◆ **Given records**:
= = = = = = =

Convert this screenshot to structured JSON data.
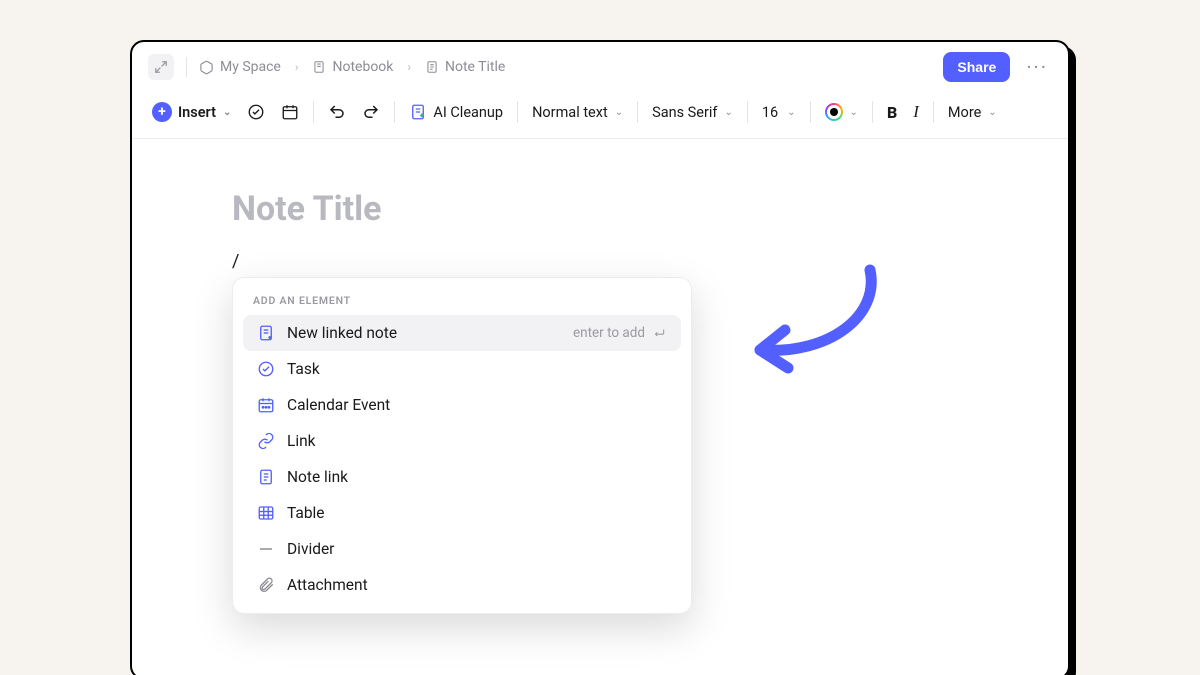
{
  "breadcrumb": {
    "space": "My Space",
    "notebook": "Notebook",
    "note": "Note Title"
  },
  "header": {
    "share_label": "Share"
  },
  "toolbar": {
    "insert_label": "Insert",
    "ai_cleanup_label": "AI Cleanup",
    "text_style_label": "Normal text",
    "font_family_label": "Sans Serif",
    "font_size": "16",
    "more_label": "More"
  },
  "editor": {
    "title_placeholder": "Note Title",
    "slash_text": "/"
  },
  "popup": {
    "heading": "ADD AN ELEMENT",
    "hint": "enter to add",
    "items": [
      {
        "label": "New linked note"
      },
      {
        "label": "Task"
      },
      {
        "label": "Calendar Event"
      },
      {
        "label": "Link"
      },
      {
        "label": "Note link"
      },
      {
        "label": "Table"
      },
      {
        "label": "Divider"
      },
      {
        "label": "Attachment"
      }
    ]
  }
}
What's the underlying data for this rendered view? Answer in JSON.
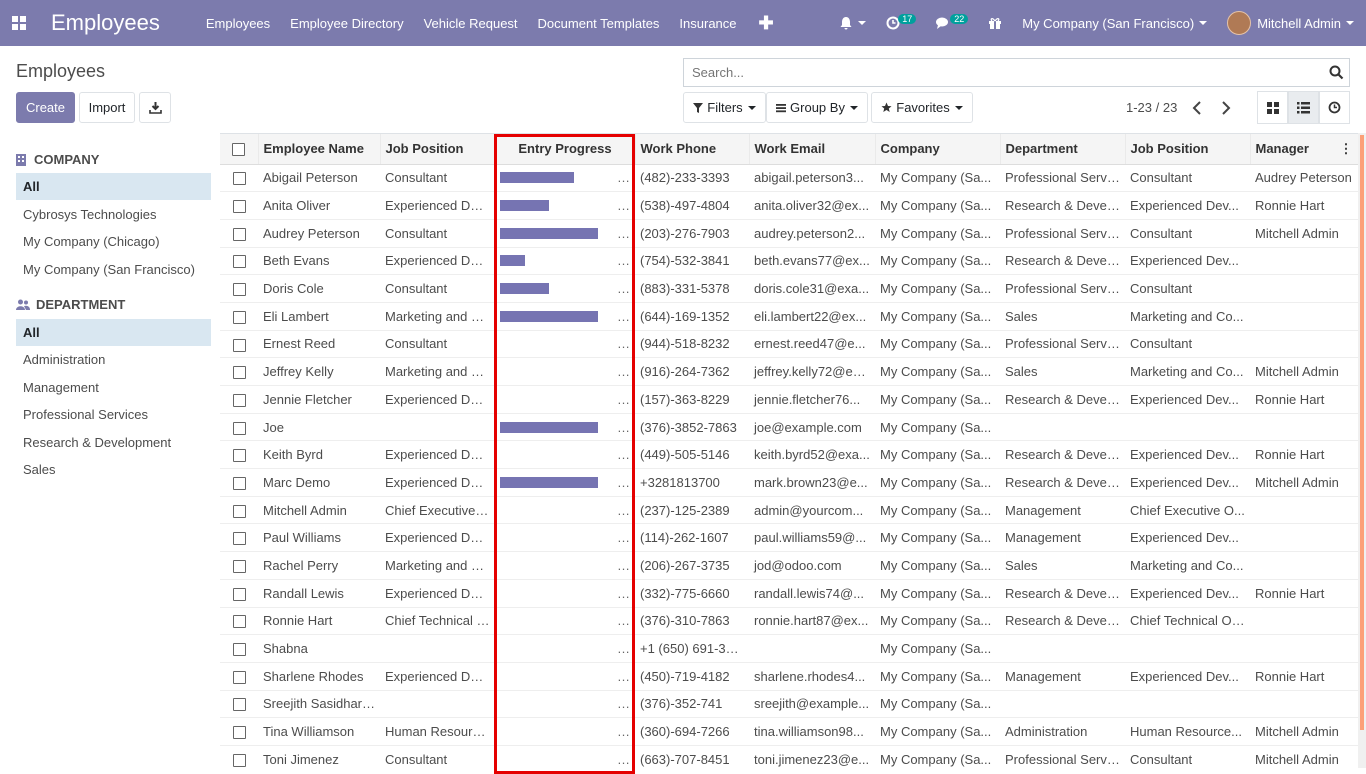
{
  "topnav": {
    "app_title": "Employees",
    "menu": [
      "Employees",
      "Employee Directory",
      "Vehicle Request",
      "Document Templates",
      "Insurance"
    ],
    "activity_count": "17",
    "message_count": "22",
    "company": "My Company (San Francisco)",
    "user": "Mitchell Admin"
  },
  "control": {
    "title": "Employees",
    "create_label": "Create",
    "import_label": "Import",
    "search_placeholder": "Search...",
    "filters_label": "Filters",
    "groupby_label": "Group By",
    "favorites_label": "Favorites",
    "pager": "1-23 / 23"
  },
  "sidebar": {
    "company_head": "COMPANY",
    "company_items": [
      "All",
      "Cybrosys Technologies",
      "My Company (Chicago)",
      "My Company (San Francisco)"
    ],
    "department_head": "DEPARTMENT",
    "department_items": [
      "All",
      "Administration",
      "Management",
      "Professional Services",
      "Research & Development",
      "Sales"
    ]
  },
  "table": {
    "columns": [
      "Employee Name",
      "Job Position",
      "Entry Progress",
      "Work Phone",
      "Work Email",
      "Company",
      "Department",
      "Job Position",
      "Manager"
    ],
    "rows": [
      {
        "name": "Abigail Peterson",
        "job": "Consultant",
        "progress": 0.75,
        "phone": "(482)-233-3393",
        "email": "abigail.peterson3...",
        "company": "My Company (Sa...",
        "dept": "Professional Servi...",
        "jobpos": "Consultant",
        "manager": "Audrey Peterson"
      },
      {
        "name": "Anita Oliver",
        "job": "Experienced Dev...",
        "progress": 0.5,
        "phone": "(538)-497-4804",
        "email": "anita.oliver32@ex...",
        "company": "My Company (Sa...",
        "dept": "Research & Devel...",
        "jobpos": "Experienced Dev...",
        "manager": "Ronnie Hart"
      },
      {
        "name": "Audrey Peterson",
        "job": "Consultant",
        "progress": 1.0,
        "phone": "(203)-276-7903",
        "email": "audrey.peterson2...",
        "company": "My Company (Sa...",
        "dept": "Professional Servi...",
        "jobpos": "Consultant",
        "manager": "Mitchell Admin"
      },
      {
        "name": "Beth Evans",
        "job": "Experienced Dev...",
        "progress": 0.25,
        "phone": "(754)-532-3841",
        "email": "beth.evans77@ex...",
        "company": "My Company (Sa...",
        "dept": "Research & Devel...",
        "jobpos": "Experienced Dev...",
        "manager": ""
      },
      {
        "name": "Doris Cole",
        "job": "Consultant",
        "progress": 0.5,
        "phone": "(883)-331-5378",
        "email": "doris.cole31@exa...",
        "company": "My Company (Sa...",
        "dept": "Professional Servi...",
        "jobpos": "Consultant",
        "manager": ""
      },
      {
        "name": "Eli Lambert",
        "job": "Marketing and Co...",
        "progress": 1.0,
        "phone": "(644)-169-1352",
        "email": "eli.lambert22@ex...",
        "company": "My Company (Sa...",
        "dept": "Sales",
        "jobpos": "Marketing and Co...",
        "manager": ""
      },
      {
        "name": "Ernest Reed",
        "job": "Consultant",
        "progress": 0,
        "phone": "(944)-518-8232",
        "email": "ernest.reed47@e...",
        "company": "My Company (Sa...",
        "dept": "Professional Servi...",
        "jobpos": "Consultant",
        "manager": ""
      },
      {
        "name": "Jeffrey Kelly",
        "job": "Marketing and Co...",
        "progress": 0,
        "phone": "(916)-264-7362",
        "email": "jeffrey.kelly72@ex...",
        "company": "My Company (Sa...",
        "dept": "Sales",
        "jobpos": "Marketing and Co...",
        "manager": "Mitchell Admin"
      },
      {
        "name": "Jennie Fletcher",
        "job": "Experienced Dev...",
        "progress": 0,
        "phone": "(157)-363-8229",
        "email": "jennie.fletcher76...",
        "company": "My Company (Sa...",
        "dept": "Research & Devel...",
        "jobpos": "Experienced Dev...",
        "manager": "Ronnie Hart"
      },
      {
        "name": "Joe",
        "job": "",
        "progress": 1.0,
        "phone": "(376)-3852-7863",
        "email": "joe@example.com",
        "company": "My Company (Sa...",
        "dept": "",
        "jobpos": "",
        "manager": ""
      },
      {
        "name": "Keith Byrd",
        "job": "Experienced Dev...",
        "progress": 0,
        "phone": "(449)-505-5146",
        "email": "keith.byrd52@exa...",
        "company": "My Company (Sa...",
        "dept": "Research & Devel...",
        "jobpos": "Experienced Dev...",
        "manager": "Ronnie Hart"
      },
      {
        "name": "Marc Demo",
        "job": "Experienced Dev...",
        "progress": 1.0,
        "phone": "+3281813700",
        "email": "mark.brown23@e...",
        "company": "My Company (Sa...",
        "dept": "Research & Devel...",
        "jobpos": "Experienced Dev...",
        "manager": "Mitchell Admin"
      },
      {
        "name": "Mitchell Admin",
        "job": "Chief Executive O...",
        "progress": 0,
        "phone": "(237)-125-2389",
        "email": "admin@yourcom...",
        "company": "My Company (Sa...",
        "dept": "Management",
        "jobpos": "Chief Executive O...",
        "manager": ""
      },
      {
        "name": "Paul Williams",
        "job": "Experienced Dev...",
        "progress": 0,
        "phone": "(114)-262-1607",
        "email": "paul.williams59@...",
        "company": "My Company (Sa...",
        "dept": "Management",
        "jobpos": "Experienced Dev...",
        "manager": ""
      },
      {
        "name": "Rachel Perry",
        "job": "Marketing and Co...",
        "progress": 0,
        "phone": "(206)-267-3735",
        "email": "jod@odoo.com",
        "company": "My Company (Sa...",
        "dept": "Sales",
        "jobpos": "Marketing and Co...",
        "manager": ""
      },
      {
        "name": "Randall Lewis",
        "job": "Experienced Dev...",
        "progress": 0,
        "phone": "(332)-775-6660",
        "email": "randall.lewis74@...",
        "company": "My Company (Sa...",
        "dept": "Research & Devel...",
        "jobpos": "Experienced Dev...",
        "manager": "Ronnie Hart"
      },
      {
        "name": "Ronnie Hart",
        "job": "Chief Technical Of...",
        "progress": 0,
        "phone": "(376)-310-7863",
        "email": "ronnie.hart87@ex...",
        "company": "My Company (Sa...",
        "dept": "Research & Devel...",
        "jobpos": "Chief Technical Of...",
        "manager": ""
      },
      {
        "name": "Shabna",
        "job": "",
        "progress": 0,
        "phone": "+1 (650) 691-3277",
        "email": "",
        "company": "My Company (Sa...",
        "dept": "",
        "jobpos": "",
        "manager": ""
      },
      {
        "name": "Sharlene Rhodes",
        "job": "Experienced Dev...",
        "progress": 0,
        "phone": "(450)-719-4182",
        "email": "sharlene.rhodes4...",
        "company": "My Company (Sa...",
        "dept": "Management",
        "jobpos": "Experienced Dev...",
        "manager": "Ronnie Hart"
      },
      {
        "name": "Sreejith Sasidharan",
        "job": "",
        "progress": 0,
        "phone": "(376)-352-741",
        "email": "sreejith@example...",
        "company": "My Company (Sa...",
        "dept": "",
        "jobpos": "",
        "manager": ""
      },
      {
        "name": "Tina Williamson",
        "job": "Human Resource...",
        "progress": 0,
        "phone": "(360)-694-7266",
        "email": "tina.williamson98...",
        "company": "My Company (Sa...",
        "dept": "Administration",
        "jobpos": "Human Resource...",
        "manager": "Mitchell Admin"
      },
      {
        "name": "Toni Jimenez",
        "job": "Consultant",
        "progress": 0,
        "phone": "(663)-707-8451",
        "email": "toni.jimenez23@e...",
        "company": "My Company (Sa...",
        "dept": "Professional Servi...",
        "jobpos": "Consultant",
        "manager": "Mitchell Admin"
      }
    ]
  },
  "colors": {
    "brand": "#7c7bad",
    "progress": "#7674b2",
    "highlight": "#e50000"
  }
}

= = = = = = =

◆ **Task**: Find the lines containing "Human" and pull them out.

◆ **Solution to this exercise**:
        "job": "Human Resource...",
        "jobpos": "Human Resource...",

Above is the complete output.